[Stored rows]

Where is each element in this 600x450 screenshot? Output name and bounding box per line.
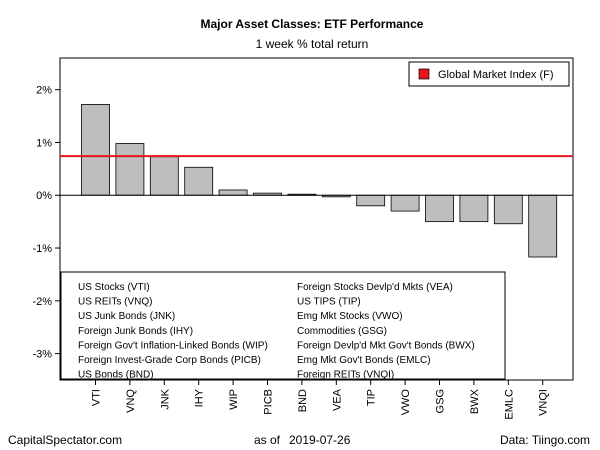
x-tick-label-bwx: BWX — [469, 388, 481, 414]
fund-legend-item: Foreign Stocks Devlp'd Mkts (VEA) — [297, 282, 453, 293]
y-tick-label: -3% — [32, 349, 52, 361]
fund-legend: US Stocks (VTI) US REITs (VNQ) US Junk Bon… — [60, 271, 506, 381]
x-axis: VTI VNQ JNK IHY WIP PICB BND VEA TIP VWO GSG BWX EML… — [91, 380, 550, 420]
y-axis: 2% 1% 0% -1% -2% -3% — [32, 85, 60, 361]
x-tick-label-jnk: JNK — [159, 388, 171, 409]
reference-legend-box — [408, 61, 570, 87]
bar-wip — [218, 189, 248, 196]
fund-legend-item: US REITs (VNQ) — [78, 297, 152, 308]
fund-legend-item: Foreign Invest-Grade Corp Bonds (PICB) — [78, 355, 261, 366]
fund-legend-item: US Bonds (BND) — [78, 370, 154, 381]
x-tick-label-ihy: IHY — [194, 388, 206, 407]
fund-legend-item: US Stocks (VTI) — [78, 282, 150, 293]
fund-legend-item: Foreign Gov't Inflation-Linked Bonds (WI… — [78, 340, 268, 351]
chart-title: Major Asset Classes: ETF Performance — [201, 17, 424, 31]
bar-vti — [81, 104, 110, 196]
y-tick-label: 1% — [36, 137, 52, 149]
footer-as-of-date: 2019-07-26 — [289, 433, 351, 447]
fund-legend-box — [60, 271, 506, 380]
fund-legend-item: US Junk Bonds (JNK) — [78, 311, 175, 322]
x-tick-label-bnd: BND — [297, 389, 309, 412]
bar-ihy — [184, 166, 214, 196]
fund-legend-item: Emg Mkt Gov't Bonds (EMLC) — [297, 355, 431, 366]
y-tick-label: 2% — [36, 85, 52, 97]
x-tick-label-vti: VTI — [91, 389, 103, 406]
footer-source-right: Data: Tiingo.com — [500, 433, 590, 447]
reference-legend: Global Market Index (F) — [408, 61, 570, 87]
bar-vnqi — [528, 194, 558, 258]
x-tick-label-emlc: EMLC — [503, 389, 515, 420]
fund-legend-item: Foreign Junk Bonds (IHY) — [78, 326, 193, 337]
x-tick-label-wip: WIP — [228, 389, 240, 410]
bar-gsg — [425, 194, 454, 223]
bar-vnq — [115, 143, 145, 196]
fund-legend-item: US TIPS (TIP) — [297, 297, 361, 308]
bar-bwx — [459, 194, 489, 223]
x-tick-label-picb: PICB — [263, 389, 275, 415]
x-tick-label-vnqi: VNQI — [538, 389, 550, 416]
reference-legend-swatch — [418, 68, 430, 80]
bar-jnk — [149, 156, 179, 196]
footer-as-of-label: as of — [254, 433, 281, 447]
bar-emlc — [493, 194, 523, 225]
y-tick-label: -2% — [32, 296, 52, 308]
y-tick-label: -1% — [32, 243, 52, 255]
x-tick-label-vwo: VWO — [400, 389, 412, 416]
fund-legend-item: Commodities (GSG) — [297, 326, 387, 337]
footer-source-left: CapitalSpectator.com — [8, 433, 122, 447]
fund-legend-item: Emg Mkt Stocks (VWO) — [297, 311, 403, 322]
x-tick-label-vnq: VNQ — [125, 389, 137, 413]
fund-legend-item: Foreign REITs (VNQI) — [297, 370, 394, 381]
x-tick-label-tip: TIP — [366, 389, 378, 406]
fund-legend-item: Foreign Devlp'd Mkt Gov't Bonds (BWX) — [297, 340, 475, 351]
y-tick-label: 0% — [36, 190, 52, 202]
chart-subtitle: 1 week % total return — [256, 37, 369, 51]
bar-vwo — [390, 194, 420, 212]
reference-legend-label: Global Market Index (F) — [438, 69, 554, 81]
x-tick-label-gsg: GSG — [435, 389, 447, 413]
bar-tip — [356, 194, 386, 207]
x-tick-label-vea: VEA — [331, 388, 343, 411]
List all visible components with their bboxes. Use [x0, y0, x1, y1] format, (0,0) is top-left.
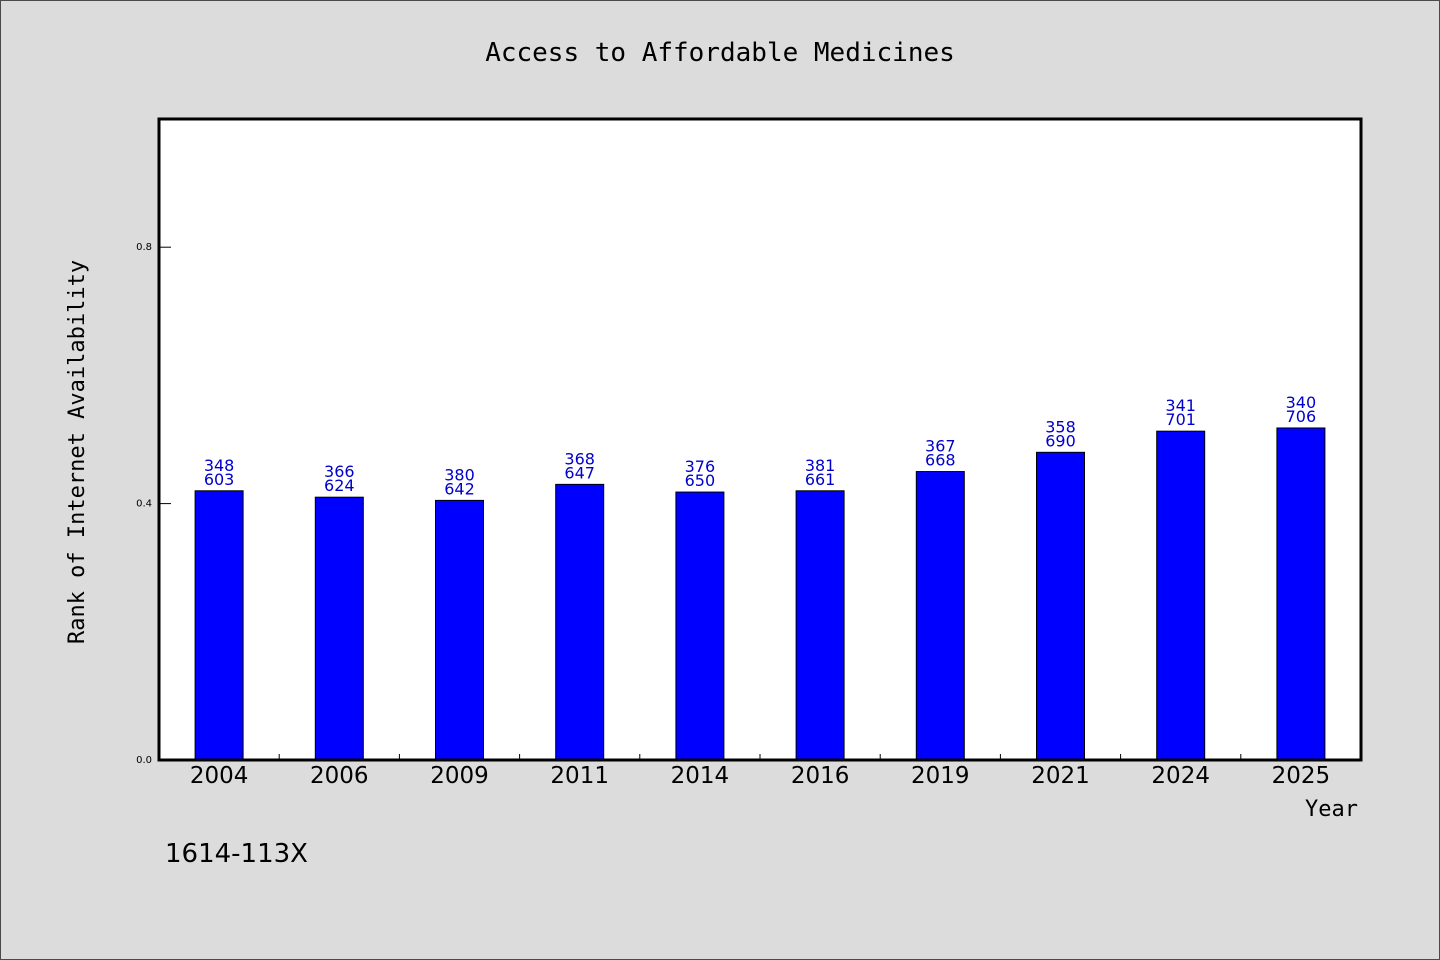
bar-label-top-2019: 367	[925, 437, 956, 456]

> **Task statement**
Write out all the rows above word for word, leaving out the pictures.

> **Worked solution**
Where is each element in this 600x450 screenshot? Output name and bounding box per line.
x-tick-label-bwx: BWX — [469, 388, 481, 414]
fund-legend-item: Foreign Stocks Devlp'd Mkts (VEA) — [297, 282, 453, 293]
y-tick-label: -3% — [32, 349, 52, 361]
fund-legend: US Stocks (VTI) US REITs (VNQ) US Junk Bon… — [60, 271, 506, 381]
x-axis: VTI VNQ JNK IHY WIP PICB BND VEA TIP VWO GSG BWX EML… — [91, 380, 550, 420]
y-axis: 2% 1% 0% -1% -2% -3% — [32, 85, 60, 361]
x-tick-label-jnk: JNK — [159, 388, 171, 409]
reference-legend-box — [408, 61, 570, 87]
bar-wip — [218, 189, 248, 196]
fund-legend-item: US REITs (VNQ) — [78, 297, 152, 308]
fund-legend-item: Foreign Invest-Grade Corp Bonds (PICB) — [78, 355, 261, 366]
fund-legend-item: US Bonds (BND) — [78, 370, 154, 381]
x-tick-label-ihy: IHY — [194, 388, 206, 407]
fund-legend-item: US Stocks (VTI) — [78, 282, 150, 293]
fund-legend-item: Foreign Gov't Inflation-Linked Bonds (WI… — [78, 340, 268, 351]
chart-title: Major Asset Classes: ETF Performance — [201, 17, 424, 31]
bar-vti — [81, 104, 110, 196]
y-tick-label: 1% — [36, 137, 52, 149]
footer-as-of-date: 2019-07-26 — [289, 433, 351, 447]
fund-legend-box — [60, 271, 506, 380]
fund-legend-item: US Junk Bonds (JNK) — [78, 311, 175, 322]
x-tick-label-bnd: BND — [297, 389, 309, 412]
bar-ihy — [184, 166, 214, 196]
fund-legend-item: Emg Mkt Gov't Bonds (EMLC) — [297, 355, 431, 366]
y-tick-label: 2% — [36, 85, 52, 97]
x-tick-label-vti: VTI — [91, 389, 103, 406]
footer-source-right: Data: Tiingo.com — [500, 433, 590, 447]
reference-legend: Global Market Index (F) — [408, 61, 570, 87]
bar-vnqi — [528, 194, 558, 258]
x-tick-label-emlc: EMLC — [503, 389, 515, 420]
fund-legend-item: Foreign Junk Bonds (IHY) — [78, 326, 193, 337]
x-tick-label-wip: WIP — [228, 389, 240, 410]
bar-gsg — [425, 194, 454, 223]
bar-vnq — [115, 143, 145, 196]
fund-legend-item: US TIPS (TIP) — [297, 297, 361, 308]
bar-bwx — [459, 194, 489, 223]
x-tick-label-picb: PICB — [263, 389, 275, 415]
x-tick-label-vnqi: VNQI — [538, 389, 550, 416]
reference-legend-swatch — [418, 68, 430, 80]
bar-jnk — [149, 156, 179, 196]
footer-as-of-label: as of — [254, 433, 281, 447]
bar-emlc — [493, 194, 523, 225]
y-tick-label: -2% — [32, 296, 52, 308]
y-tick-label: -1% — [32, 243, 52, 255]
x-tick-label-vwo: VWO — [400, 389, 412, 416]
fund-legend-item: Commodities (GSG) — [297, 326, 387, 337]
footer-source-left: CapitalSpectator.com — [8, 433, 122, 447]
fund-legend-item: Emg Mkt Stocks (VWO) — [297, 311, 403, 322]
x-tick-label-vnq: VNQ — [125, 389, 137, 413]
fund-legend-item: Foreign REITs (VNQI) — [297, 370, 394, 381]
x-tick-label-tip: TIP — [366, 389, 378, 406]
fund-legend-item: Foreign Devlp'd Mkt Gov't Bonds (BWX) — [297, 340, 475, 351]
y-tick-label: 0% — [36, 190, 52, 202]
chart-subtitle: 1 week % total return — [256, 37, 369, 51]
bar-vwo — [390, 194, 420, 212]
reference-legend-label: Global Market Index (F) — [438, 69, 554, 81]
x-tick-label-gsg: GSG — [435, 389, 447, 413]
bar-tip — [356, 194, 386, 207]
x-tick-label-vea: VEA — [331, 388, 343, 411]
List all visible components with their bboxes. Use [x0, y0, x1, y1] format, (0,0) is top-left.
bar-label-top-2019: 367	[925, 437, 956, 456]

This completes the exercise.